Task data:

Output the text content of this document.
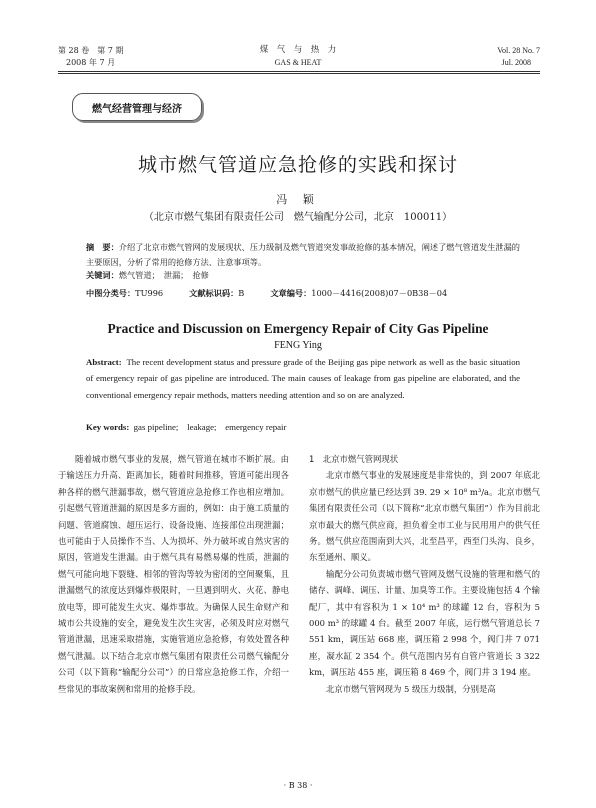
第 28 卷　第 7 期
2008 年 7 月
煤　气　与　热　力
GAS & HEAT
Vol. 28 No. 7
Jul. 2008
燃气经营管理与经济
城市燃气管道应急抢修的实践和探讨
冯 颖
（北京市燃气集团有限责任公司　燃气输配分公司，北京　100011）
摘　要：介绍了北京市燃气管网的发展现状、压力级制及燃气管道突发事故抢修的基本情况，阐述了燃气管道发生泄漏的主要原因，分析了常用的抢修方法、注意事项等。
关键词：燃气管道；　泄漏；　抢修
中图分类号：TU996	文献标识码：B	文章编号：1000－4416(2008)07－0B38－04
Practice and Discussion on Emergency Repair of City Gas Pipeline
FENG Ying
Abstract: The recent development status and pressure grade of the Beijing gas pipe network as well as the basic situation of emergency repair of gas pipeline are introduced. The main causes of leakage from gas pipeline are elaborated, and the conventional emergency repair methods, matters needing attention and so on are analyzed.
Key words: gas pipeline;　leakage;　emergency repair

随着城市燃气事业的发展，燃气管道在城市不断扩展。由于输送压力升高、距离加长，随着时间推移，管道可能出现各种各样的燃气泄漏事故，燃气管道应急抢修工作也相应增加。引起燃气管道泄漏的原因是多方面的，例如：由于施工质量的问题、管道腐蚀、超压运行、设备设施、连接部位出现泄漏；也可能由于人员操作不当、人为损坏、外力破坏或自然灾害的原因，管道发生泄漏。由于燃气具有易燃易爆的性质，泄漏的燃气可能向地下裂缝、相邻的管沟等较为密闭的空间聚集，且泄漏燃气的浓度达到爆炸极限时，一旦遇到明火、火花、静电放电等，即可能发生火灾、爆炸事故。为确保人民生命财产和城市公共设施的安全，避免发生次生灾害，必须及时应对燃气管道泄漏，迅速采取措施，实施管道应急抢修，有效处置各种燃气泄漏。以下结合北京市燃气集团有限责任公司燃气输配分公司（以下简称“输配分公司”）的日常应急抢修工作，介绍一些常见的事故案例和常用的抢修手段。

1　北京市燃气管网现状

北京市燃气事业的发展速度是非常快的，到 2007 年底北京市燃气的供应量已经达到 39. 29 × 10⁸ m³/a。北京市燃气集团有限责任公司（以下简称“北京市燃气集团”）作为目前北京市最大的燃气供应商，担负着全市工业与民用用户的供气任务。燃气供应范围南到大兴，北至昌平，西至门头沟、良乡，东至通州、顺义。

输配分公司负责城市燃气管网及燃气设施的管理和燃气的储存、调峰、调压、计量、加臭等工作。主要设施包括 4 个输配厂，其中有容积为 1 × 10⁴ m³ 的球罐 12 台，容积为 5 000 m³ 的球罐 4 台。截至 2007 年底，运行燃气管道总长 7 551 km，调压站 668 座，调压箱 2 998 个，阀门井 7 071 座，凝水缸 2 354 个。供气范围内另有自管户管道长 3 322 km，调压站 455 座，调压箱 8 469 个，阀门井 3 194 座。

北京市燃气管网现为 5 级压力级制，分别是高

· B 38 ·
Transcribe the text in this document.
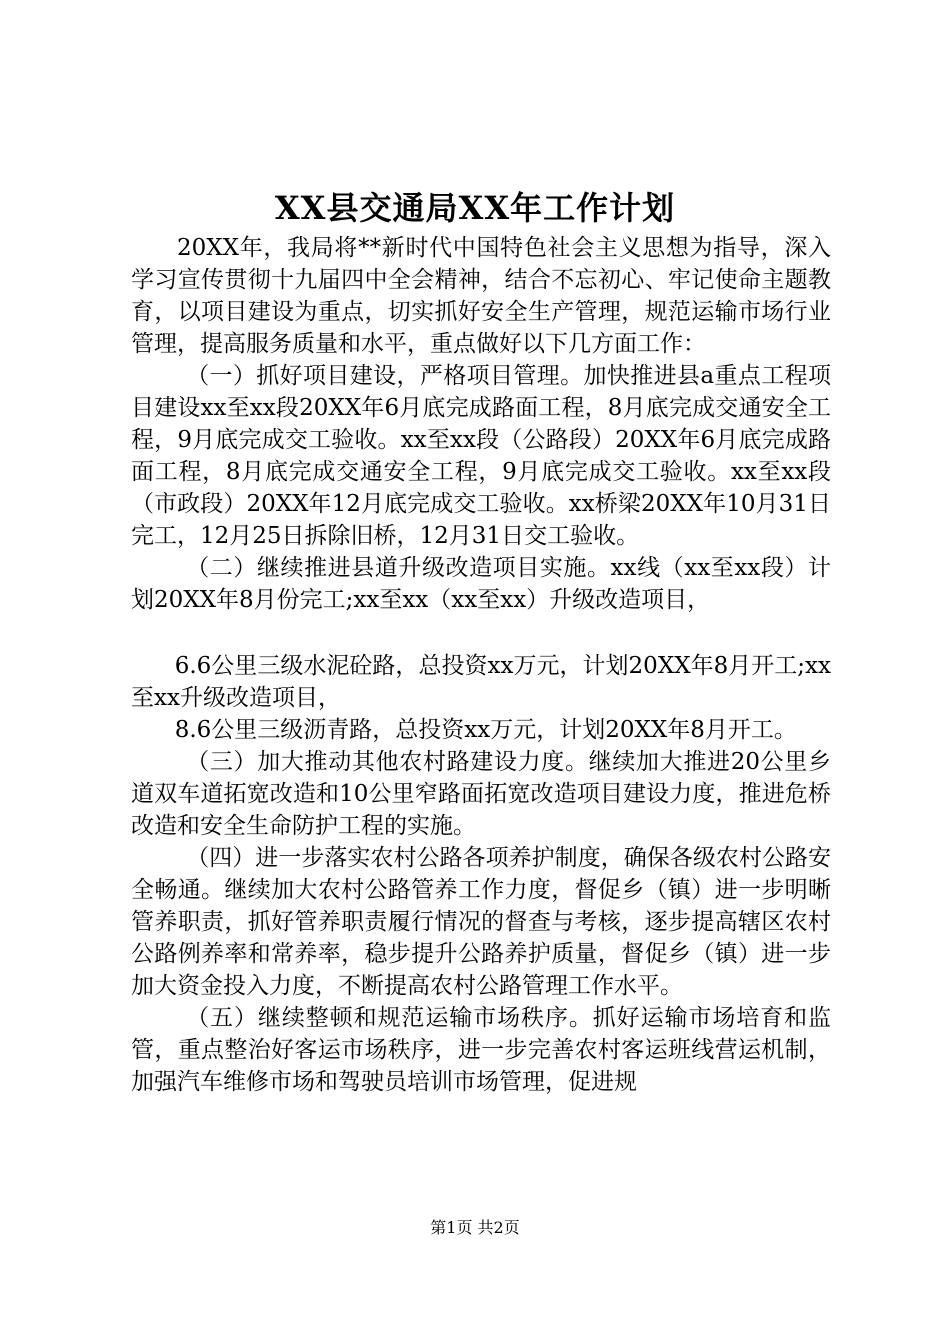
XX县交通局XX年工作计划

20XX年，我局将**新时代中国特色社会主义思想为指导，深入学习宣传贯彻十九届四中全会精神，结合不忘初心、牢记使命主题教育，以项目建设为重点，切实抓好安全生产管理，规范运输市场行业管理，提高服务质量和水平，重点做好以下几方面工作：

（一）抓好项目建设，严格项目管理。加快推进县a重点工程项目建设xx至xx段20XX年6月底完成路面工程，8月底完成交通安全工程，9月底完成交工验收。xx至xx段（公路段）20XX年6月底完成路面工程，8月底完成交通安全工程，9月底完成交工验收。xx至xx段（市政段）20XX年12月底完成交工验收。xx桥梁20XX年10月31日完工，12月25日拆除旧桥，12月31日交工验收。

（二）继续推进县道升级改造项目实施。xx线（xx至xx段）计划20XX年8月份完工;xx至xx（xx至xx）升级改造项目，

6.6公里三级水泥砼路，总投资xx万元，计划20XX年8月开工;xx至xx升级改造项目，

8.6公里三级沥青路，总投资xx万元，计划20XX年8月开工。

（三）加大推动其他农村路建设力度。继续加大推进20公里乡道双车道拓宽改造和10公里窄路面拓宽改造项目建设力度，推进危桥改造和安全生命防护工程的实施。

（四）进一步落实农村公路各项养护制度，确保各级农村公路安全畅通。继续加大农村公路管养工作力度，督促乡（镇）进一步明晰管养职责，抓好管养职责履行情况的督查与考核，逐步提高辖区农村公路例养率和常养率，稳步提升公路养护质量，督促乡（镇）进一步加大资金投入力度，不断提高农村公路管理工作水平。

（五）继续整顿和规范运输市场秩序。抓好运输市场培育和监管，重点整治好客运市场秩序，进一步完善农村客运班线营运机制，加强汽车维修市场和驾驶员培训市场管理，促进规

第1页 共2页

Problem description: Omit the pictures, then output the rest of the listing exactly.

Correct answer:
Output the text content of this document.
第 28 卷　第 7 期
2008 年 7 月
煤　气　与　热　力
GAS & HEAT
Vol. 28 No. 7
Jul. 2008
燃气经营管理与经济
城市燃气管道应急抢修的实践和探讨
冯 颖
（北京市燃气集团有限责任公司　燃气输配分公司，北京　100011）
摘　要：介绍了北京市燃气管网的发展现状、压力级制及燃气管道突发事故抢修的基本情况，阐述了燃气管道发生泄漏的主要原因，分析了常用的抢修方法、注意事项等。
关键词：燃气管道；　泄漏；　抢修
中图分类号：TU996	文献标识码：B	文章编号：1000－4416(2008)07－0B38－04
Practice and Discussion on Emergency Repair of City Gas Pipeline
FENG Ying
Abstract: The recent development status and pressure grade of the Beijing gas pipe network as well as the basic situation of emergency repair of gas pipeline are introduced. The main causes of leakage from gas pipeline are elaborated, and the conventional emergency repair methods, matters needing attention and so on are analyzed.
Key words: gas pipeline;　leakage;　emergency repair

随着城市燃气事业的发展，燃气管道在城市不断扩展。由于输送压力升高、距离加长，随着时间推移，管道可能出现各种各样的燃气泄漏事故，燃气管道应急抢修工作也相应增加。引起燃气管道泄漏的原因是多方面的，例如：由于施工质量的问题、管道腐蚀、超压运行、设备设施、连接部位出现泄漏；也可能由于人员操作不当、人为损坏、外力破坏或自然灾害的原因，管道发生泄漏。由于燃气具有易燃易爆的性质，泄漏的燃气可能向地下裂缝、相邻的管沟等较为密闭的空间聚集，且泄漏燃气的浓度达到爆炸极限时，一旦遇到明火、火花、静电放电等，即可能发生火灾、爆炸事故。为确保人民生命财产和城市公共设施的安全，避免发生次生灾害，必须及时应对燃气管道泄漏，迅速采取措施，实施管道应急抢修，有效处置各种燃气泄漏。以下结合北京市燃气集团有限责任公司燃气输配分公司（以下简称“输配分公司”）的日常应急抢修工作，介绍一些常见的事故案例和常用的抢修手段。

1　北京市燃气管网现状

北京市燃气事业的发展速度是非常快的，到 2007 年底北京市燃气的供应量已经达到 39. 29 × 10⁸ m³/a。北京市燃气集团有限责任公司（以下简称“北京市燃气集团”）作为目前北京市最大的燃气供应商，担负着全市工业与民用用户的供气任务。燃气供应范围南到大兴，北至昌平，西至门头沟、良乡，东至通州、顺义。

输配分公司负责城市燃气管网及燃气设施的管理和燃气的储存、调峰、调压、计量、加臭等工作。主要设施包括 4 个输配厂，其中有容积为 1 × 10⁴ m³ 的球罐 12 台，容积为 5 000 m³ 的球罐 4 台。截至 2007 年底，运行燃气管道总长 7 551 km，调压站 668 座，调压箱 2 998 个，阀门井 7 071 座，凝水缸 2 354 个。供气范围内另有自管户管道长 3 322 km，调压站 455 座，调压箱 8 469 个，阀门井 3 194 座。

北京市燃气管网现为 5 级压力级制，分别是高

· B 38 ·
Transcribe the text in this document.
XX县交通局XX年工作计划

20XX年，我局将**新时代中国特色社会主义思想为指导，深入学习宣传贯彻十九届四中全会精神，结合不忘初心、牢记使命主题教育，以项目建设为重点，切实抓好安全生产管理，规范运输市场行业管理，提高服务质量和水平，重点做好以下几方面工作：

（一）抓好项目建设，严格项目管理。加快推进县a重点工程项目建设xx至xx段20XX年6月底完成路面工程，8月底完成交通安全工程，9月底完成交工验收。xx至xx段（公路段）20XX年6月底完成路面工程，8月底完成交通安全工程，9月底完成交工验收。xx至xx段（市政段）20XX年12月底完成交工验收。xx桥梁20XX年10月31日完工，12月25日拆除旧桥，12月31日交工验收。

（二）继续推进县道升级改造项目实施。xx线（xx至xx段）计划20XX年8月份完工;xx至xx（xx至xx）升级改造项目，

6.6公里三级水泥砼路，总投资xx万元，计划20XX年8月开工;xx至xx升级改造项目，

8.6公里三级沥青路，总投资xx万元，计划20XX年8月开工。

（三）加大推动其他农村路建设力度。继续加大推进20公里乡道双车道拓宽改造和10公里窄路面拓宽改造项目建设力度，推进危桥改造和安全生命防护工程的实施。

（四）进一步落实农村公路各项养护制度，确保各级农村公路安全畅通。继续加大农村公路管养工作力度，督促乡（镇）进一步明晰管养职责，抓好管养职责履行情况的督查与考核，逐步提高辖区农村公路例养率和常养率，稳步提升公路养护质量，督促乡（镇）进一步加大资金投入力度，不断提高农村公路管理工作水平。

（五）继续整顿和规范运输市场秩序。抓好运输市场培育和监管，重点整治好客运市场秩序，进一步完善农村客运班线营运机制，加强汽车维修市场和驾驶员培训市场管理，促进规

第1页 共2页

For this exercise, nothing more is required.